▶ **GIVEN DATA**:
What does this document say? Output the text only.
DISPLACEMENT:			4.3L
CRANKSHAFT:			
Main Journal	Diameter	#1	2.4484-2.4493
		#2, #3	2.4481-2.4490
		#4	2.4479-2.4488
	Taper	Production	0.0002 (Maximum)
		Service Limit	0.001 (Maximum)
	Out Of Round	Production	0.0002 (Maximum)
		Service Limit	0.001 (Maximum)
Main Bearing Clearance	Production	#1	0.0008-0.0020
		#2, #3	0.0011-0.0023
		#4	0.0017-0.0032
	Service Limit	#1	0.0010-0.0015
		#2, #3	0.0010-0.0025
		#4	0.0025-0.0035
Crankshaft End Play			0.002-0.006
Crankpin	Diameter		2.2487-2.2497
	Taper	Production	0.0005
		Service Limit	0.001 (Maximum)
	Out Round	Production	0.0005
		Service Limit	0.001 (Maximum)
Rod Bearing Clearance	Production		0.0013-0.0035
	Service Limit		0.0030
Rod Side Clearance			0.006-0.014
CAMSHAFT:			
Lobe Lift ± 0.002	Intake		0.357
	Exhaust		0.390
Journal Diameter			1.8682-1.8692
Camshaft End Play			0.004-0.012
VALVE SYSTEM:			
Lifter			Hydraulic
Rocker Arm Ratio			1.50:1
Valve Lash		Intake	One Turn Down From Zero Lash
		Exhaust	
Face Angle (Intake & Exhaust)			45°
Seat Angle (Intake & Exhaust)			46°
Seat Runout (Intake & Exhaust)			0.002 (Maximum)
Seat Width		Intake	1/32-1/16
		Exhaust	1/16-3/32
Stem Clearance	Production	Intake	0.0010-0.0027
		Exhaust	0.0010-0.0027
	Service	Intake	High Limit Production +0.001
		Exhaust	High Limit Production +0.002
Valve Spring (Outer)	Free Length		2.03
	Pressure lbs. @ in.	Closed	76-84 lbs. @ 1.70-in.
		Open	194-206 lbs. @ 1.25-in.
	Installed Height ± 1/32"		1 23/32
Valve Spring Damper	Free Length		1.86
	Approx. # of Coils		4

▶ **THE PROBLEM**: Above are the records; copy every line in them that holds the word "Exhaust".

▶ **SOLUTION TO THE PROBLEM**:
	Exhaust		0.390
		Exhaust	
Face Angle (Intake & Exhaust)			45°
Seat Angle (Intake & Exhaust)			46°
Seat Runout (Intake & Exhaust)			0.002 (Maximum)
		Exhaust	1/16-3/32
		Exhaust	0.0010-0.0027
		Exhaust	High Limit Production +0.002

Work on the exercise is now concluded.